WHAT IS ASKED >> Your task is to copy every record exactly.

DATA SECTION >>
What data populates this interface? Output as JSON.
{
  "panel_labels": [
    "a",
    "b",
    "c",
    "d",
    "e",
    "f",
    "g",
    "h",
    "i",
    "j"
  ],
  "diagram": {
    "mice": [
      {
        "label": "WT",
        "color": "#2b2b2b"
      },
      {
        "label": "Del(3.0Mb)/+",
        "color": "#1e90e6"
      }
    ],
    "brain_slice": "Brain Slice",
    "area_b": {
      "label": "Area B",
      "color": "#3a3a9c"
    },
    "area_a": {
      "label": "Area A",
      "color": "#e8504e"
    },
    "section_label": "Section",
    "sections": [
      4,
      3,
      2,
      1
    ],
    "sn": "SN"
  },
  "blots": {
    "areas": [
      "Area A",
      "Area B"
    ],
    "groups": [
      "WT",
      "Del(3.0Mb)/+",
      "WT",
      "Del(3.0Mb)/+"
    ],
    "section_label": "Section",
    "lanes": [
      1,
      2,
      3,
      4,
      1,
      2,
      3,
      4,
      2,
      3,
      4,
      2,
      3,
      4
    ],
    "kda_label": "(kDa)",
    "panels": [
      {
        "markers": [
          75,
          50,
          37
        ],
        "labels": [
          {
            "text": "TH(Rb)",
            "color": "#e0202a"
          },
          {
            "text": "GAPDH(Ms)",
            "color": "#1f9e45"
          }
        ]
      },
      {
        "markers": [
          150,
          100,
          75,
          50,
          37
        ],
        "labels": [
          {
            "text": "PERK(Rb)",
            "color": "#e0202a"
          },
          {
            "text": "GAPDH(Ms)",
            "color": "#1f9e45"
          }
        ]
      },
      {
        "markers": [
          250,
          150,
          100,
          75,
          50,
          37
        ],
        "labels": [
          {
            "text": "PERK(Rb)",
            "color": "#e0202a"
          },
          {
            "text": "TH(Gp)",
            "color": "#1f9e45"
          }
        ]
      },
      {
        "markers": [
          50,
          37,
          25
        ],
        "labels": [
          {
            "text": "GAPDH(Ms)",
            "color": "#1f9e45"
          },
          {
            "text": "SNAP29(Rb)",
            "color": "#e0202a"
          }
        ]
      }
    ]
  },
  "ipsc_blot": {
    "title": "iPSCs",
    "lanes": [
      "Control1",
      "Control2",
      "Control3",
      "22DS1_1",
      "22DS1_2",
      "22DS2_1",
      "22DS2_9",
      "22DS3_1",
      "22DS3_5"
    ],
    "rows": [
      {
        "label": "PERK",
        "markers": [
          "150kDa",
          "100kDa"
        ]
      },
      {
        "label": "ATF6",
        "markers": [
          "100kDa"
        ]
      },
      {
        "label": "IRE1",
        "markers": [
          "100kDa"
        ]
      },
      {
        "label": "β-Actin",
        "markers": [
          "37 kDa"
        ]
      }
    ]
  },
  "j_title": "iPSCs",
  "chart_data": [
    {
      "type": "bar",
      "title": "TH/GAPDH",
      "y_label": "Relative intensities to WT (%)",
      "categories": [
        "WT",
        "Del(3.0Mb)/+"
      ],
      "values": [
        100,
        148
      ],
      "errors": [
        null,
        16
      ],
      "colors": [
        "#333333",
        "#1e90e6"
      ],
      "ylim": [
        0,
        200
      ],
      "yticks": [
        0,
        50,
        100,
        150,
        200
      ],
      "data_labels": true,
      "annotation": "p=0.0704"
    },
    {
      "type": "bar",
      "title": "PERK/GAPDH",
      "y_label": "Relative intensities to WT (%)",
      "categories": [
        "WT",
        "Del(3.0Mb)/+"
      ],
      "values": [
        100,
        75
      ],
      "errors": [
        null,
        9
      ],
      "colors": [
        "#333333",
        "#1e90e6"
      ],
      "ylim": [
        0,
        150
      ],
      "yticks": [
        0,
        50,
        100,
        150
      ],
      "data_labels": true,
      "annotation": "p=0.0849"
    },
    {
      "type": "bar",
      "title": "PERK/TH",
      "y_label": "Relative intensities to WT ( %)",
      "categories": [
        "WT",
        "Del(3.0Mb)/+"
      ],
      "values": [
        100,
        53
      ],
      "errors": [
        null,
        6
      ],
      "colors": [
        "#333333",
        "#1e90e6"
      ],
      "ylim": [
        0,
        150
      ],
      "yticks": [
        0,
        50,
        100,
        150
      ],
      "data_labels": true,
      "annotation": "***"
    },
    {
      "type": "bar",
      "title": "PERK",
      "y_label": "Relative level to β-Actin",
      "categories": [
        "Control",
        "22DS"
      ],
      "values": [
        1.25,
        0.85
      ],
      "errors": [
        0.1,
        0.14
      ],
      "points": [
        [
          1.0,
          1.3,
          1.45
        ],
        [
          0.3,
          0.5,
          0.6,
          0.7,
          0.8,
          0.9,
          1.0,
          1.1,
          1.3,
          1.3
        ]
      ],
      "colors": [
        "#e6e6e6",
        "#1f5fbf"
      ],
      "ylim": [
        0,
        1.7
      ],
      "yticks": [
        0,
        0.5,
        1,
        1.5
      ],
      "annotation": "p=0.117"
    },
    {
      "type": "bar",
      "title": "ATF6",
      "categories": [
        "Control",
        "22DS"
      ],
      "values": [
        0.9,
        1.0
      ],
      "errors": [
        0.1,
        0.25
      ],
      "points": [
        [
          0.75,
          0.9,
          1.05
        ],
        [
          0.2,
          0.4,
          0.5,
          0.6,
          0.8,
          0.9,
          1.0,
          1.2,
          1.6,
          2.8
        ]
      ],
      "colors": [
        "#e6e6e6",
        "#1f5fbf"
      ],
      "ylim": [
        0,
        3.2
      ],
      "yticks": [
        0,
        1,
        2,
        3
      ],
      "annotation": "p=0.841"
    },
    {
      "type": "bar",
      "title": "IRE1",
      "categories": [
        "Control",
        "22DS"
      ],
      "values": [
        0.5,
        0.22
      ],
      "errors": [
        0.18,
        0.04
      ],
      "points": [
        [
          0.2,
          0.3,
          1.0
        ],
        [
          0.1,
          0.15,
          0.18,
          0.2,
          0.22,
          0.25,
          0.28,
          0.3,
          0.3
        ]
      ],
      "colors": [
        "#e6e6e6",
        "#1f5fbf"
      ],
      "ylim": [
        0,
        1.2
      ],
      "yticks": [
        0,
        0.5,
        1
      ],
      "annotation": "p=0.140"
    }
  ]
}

SOLUTION TO THIS EXERCISE >>
What data populates this interface? Output as JSON.
{
  "panel_labels": [
    "a",
    "b",
    "c",
    "d",
    "e",
    "f",
    "g",
    "h",
    "i",
    "j"
  ],
  "diagram": {
    "mice": [
      {
        "label": "WT",
        "color": "#2b2b2b"
      },
      {
        "label": "Del(3.0Mb)/+",
        "color": "#1e90e6"
      }
    ],
    "brain_slice": "Brain Slice",
    "area_b": {
      "label": "Area B",
      "color": "#3a3a9c"
    },
    "area_a": {
      "label": "Area A",
      "color": "#e8504e"
    },
    "section_label": "Section",
    "sections": [
      4,
      3,
      2,
      1
    ],
    "sn": "SN"
  },
  "blots": {
    "areas": [
      "Area A",
      "Area B"
    ],
    "groups": [
      "WT",
      "Del(3.0Mb)/+",
      "WT",
      "Del(3.0Mb)/+"
    ],
    "section_label": "Section",
    "lanes": [
      1,
      2,
      3,
      4,
      1,
      2,
      3,
      4,
      2,
      3,
      4,
      2,
      3,
      4
    ],
    "kda_label": "(kDa)",
    "panels": [
      {
        "markers": [
          75,
          50,
          37
        ],
        "labels": [
          {
            "text": "TH(Rb)",
            "color": "#e0202a"
          },
          {
            "text": "GAPDH(Ms)",
            "color": "#1f9e45"
          }
        ]
      },
      {
        "markers": [
          150,
          100,
          75,
          50,
          37
        ],
        "labels": [
          {
            "text": "PERK(Rb)",
            "color": "#e0202a"
          },
          {
            "text": "GAPDH(Ms)",
            "color": "#1f9e45"
          }
        ]
      },
      {
        "markers": [
          250,
          150,
          100,
          75,
          50,
          37
        ],
        "labels": [
          {
            "text": "PERK(Rb)",
            "color": "#e0202a"
          },
          {
            "text": "TH(Gp)",
            "color": "#1f9e45"
          }
        ]
      },
      {
        "markers": [
          50,
          37,
          25
        ],
        "labels": [
          {
            "text": "GAPDH(Ms)",
            "color": "#1f9e45"
          },
          {
            "text": "SNAP29(Rb)",
            "color": "#e0202a"
          }
        ]
      }
    ]
  },
  "ipsc_blot": {
    "title": "iPSCs",
    "lanes": [
      "Control1",
      "Control2",
      "Control3",
      "22DS1_1",
      "22DS1_2",
      "22DS2_1",
      "22DS2_9",
      "22DS3_1",
      "22DS3_5"
    ],
    "rows": [
      {
        "label": "PERK",
        "markers": [
          "150kDa",
          "100kDa"
        ]
      },
      {
        "label": "ATF6",
        "markers": [
          "100kDa"
        ]
      },
      {
        "label": "IRE1",
        "markers": [
          "100kDa"
        ]
      },
      {
        "label": "β-Actin",
        "markers": [
          "37 kDa"
        ]
      }
    ]
  },
  "j_title": "iPSCs",
  "chart_data": [
    {
      "type": "bar",
      "title": "TH/GAPDH",
      "y_label": "Relative intensities to WT (%)",
      "categories": [
        "WT",
        "Del(3.0Mb)/+"
      ],
      "values": [
        100,
        148
      ],
      "errors": [
        null,
        16
      ],
      "colors": [
        "#333333",
        "#1e90e6"
      ],
      "ylim": [
        0,
        200
      ],
      "yticks": [
        0,
        50,
        100,
        150,
        200
      ],
      "data_labels": true,
      "annotation": "p=0.0704"
    },
    {
      "type": "bar",
      "title": "PERK/GAPDH",
      "y_label": "Relative intensities to WT (%)",
      "categories": [
        "WT",
        "Del(3.0Mb)/+"
      ],
      "values": [
        100,
        75
      ],
      "errors": [
        null,
        9
      ],
      "colors": [
        "#333333",
        "#1e90e6"
      ],
      "ylim": [
        0,
        150
      ],
      "yticks": [
        0,
        50,
        100,
        150
      ],
      "data_labels": true,
      "annotation": "p=0.0849"
    },
    {
      "type": "bar",
      "title": "PERK/TH",
      "y_label": "Relative intensities to WT ( %)",
      "categories": [
        "WT",
        "Del(3.0Mb)/+"
      ],
      "values": [
        100,
        53
      ],
      "errors": [
        null,
        6
      ],
      "colors": [
        "#333333",
        "#1e90e6"
      ],
      "ylim": [
        0,
        150
      ],
      "yticks": [
        0,
        50,
        100,
        150
      ],
      "data_labels": true,
      "annotation": "***"
    },
    {
      "type": "bar",
      "title": "PERK",
      "y_label": "Relative level to β-Actin",
      "categories": [
        "Control",
        "22DS"
      ],
      "values": [
        1.25,
        0.85
      ],
      "errors": [
        0.1,
        0.14
      ],
      "points": [
        [
          1.0,
          1.3,
          1.45
        ],
        [
          0.3,
          0.5,
          0.6,
          0.7,
          0.8,
          0.9,
          1.0,
          1.1,
          1.3,
          1.3
        ]
      ],
      "colors": [
        "#e6e6e6",
        "#1f5fbf"
      ],
      "ylim": [
        0,
        1.7
      ],
      "yticks": [
        0,
        0.5,
        1,
        1.5
      ],
      "annotation": "p=0.117"
    },
    {
      "type": "bar",
      "title": "ATF6",
      "categories": [
        "Control",
        "22DS"
      ],
      "values": [
        0.9,
        1.0
      ],
      "errors": [
        0.1,
        0.25
      ],
      "points": [
        [
          0.75,
          0.9,
          1.05
        ],
        [
          0.2,
          0.4,
          0.5,
          0.6,
          0.8,
          0.9,
          1.0,
          1.2,
          1.6,
          2.8
        ]
      ],
      "colors": [
        "#e6e6e6",
        "#1f5fbf"
      ],
      "ylim": [
        0,
        3.2
      ],
      "yticks": [
        0,
        1,
        2,
        3
      ],
      "annotation": "p=0.841"
    },
    {
      "type": "bar",
      "title": "IRE1",
      "categories": [
        "Control",
        "22DS"
      ],
      "values": [
        0.5,
        0.22
      ],
      "errors": [
        0.18,
        0.04
      ],
      "points": [
        [
          0.2,
          0.3,
          1.0
        ],
        [
          0.1,
          0.15,
          0.18,
          0.2,
          0.22,
          0.25,
          0.28,
          0.3,
          0.3
        ]
      ],
      "colors": [
        "#e6e6e6",
        "#1f5fbf"
      ],
      "ylim": [
        0,
        1.2
      ],
      "yticks": [
        0,
        0.5,
        1
      ],
      "annotation": "p=0.140"
    }
  ]
}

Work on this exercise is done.